▶ _THE EXERCISE_: All records below must be retyped exactly.

::::::::::

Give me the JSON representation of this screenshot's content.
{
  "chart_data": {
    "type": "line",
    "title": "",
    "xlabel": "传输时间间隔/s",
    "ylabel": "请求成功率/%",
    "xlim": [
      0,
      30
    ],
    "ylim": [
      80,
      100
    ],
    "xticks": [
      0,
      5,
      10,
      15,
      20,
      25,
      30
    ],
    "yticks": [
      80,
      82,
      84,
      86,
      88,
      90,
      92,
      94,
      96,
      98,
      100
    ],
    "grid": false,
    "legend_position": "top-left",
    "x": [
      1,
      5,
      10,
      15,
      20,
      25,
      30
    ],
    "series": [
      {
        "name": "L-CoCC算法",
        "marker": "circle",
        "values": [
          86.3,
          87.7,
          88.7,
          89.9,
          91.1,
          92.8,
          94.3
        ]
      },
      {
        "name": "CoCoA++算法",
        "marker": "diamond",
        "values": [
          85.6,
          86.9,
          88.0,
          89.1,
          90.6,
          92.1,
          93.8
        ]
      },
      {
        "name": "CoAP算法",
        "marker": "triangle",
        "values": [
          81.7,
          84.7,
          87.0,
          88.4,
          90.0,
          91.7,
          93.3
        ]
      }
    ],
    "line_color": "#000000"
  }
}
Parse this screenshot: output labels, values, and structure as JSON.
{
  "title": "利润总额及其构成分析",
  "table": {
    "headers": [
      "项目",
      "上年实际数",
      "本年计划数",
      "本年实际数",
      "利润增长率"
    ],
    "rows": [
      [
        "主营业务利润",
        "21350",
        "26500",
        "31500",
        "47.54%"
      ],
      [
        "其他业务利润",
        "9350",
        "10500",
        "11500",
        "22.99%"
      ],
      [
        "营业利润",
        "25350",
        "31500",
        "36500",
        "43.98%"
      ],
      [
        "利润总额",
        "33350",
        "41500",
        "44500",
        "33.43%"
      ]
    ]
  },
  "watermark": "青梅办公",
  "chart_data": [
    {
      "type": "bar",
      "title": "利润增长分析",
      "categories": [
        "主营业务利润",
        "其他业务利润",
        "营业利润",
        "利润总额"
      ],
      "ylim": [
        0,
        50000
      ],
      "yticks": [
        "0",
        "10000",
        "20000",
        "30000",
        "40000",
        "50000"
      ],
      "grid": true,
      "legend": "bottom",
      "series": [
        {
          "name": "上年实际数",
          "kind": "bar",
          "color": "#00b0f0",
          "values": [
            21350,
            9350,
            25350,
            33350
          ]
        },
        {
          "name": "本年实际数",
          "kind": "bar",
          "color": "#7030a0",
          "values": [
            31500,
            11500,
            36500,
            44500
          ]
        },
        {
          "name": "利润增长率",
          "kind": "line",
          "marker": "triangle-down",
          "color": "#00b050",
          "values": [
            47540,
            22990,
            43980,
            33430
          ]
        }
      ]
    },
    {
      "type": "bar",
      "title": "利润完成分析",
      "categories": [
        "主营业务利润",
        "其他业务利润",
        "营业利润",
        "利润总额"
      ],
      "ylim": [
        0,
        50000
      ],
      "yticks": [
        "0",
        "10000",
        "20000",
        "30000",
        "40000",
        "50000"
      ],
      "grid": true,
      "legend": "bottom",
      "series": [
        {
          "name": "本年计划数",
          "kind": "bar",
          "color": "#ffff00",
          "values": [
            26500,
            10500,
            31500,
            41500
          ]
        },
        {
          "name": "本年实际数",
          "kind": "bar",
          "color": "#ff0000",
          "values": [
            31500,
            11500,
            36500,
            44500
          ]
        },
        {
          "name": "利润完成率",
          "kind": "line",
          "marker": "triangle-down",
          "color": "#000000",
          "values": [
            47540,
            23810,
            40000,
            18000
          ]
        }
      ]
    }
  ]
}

::::::::::

▶ _CORRECT OUTPUT_:
Give me the JSON representation of this screenshot's content.
{
  "chart_data": {
    "type": "line",
    "title": "",
    "xlabel": "传输时间间隔/s",
    "ylabel": "请求成功率/%",
    "xlim": [
      0,
      30
    ],
    "ylim": [
      80,
      100
    ],
    "xticks": [
      0,
      5,
      10,
      15,
      20,
      25,
      30
    ],
    "yticks": [
      80,
      82,
      84,
      86,
      88,
      90,
      92,
      94,
      96,
      98,
      100
    ],
    "grid": false,
    "legend_position": "top-left",
    "x": [
      1,
      5,
      10,
      15,
      20,
      25,
      30
    ],
    "series": [
      {
        "name": "L-CoCC算法",
        "marker": "circle",
        "values": [
          86.3,
          87.7,
          88.7,
          89.9,
          91.1,
          92.8,
          94.3
        ]
      },
      {
        "name": "CoCoA++算法",
        "marker": "diamond",
        "values": [
          85.6,
          86.9,
          88.0,
          89.1,
          90.6,
          92.1,
          93.8
        ]
      },
      {
        "name": "CoAP算法",
        "marker": "triangle",
        "values": [
          81.7,
          84.7,
          87.0,
          88.4,
          90.0,
          91.7,
          93.3
        ]
      }
    ],
    "line_color": "#000000"
  }
}
Parse this screenshot: output labels, values, and structure as JSON.
{
  "title": "利润总额及其构成分析",
  "table": {
    "headers": [
      "项目",
      "上年实际数",
      "本年计划数",
      "本年实际数",
      "利润增长率"
    ],
    "rows": [
      [
        "主营业务利润",
        "21350",
        "26500",
        "31500",
        "47.54%"
      ],
      [
        "其他业务利润",
        "9350",
        "10500",
        "11500",
        "22.99%"
      ],
      [
        "营业利润",
        "25350",
        "31500",
        "36500",
        "43.98%"
      ],
      [
        "利润总额",
        "33350",
        "41500",
        "44500",
        "33.43%"
      ]
    ]
  },
  "watermark": "青梅办公",
  "chart_data": [
    {
      "type": "bar",
      "title": "利润增长分析",
      "categories": [
        "主营业务利润",
        "其他业务利润",
        "营业利润",
        "利润总额"
      ],
      "ylim": [
        0,
        50000
      ],
      "yticks": [
        "0",
        "10000",
        "20000",
        "30000",
        "40000",
        "50000"
      ],
      "grid": true,
      "legend": "bottom",
      "series": [
        {
          "name": "上年实际数",
          "kind": "bar",
          "color": "#00b0f0",
          "values": [
            21350,
            9350,
            25350,
            33350
          ]
        },
        {
          "name": "本年实际数",
          "kind": "bar",
          "color": "#7030a0",
          "values": [
            31500,
            11500,
            36500,
            44500
          ]
        },
        {
          "name": "利润增长率",
          "kind": "line",
          "marker": "triangle-down",
          "color": "#00b050",
          "values": [
            47540,
            22990,
            43980,
            33430
          ]
        }
      ]
    },
    {
      "type": "bar",
      "title": "利润完成分析",
      "categories": [
        "主营业务利润",
        "其他业务利润",
        "营业利润",
        "利润总额"
      ],
      "ylim": [
        0,
        50000
      ],
      "yticks": [
        "0",
        "10000",
        "20000",
        "30000",
        "40000",
        "50000"
      ],
      "grid": true,
      "legend": "bottom",
      "series": [
        {
          "name": "本年计划数",
          "kind": "bar",
          "color": "#ffff00",
          "values": [
            26500,
            10500,
            31500,
            41500
          ]
        },
        {
          "name": "本年实际数",
          "kind": "bar",
          "color": "#ff0000",
          "values": [
            31500,
            11500,
            36500,
            44500
          ]
        },
        {
          "name": "利润完成率",
          "kind": "line",
          "marker": "triangle-down",
          "color": "#000000",
          "values": [
            47540,
            23810,
            40000,
            18000
          ]
        }
      ]
    }
  ]
}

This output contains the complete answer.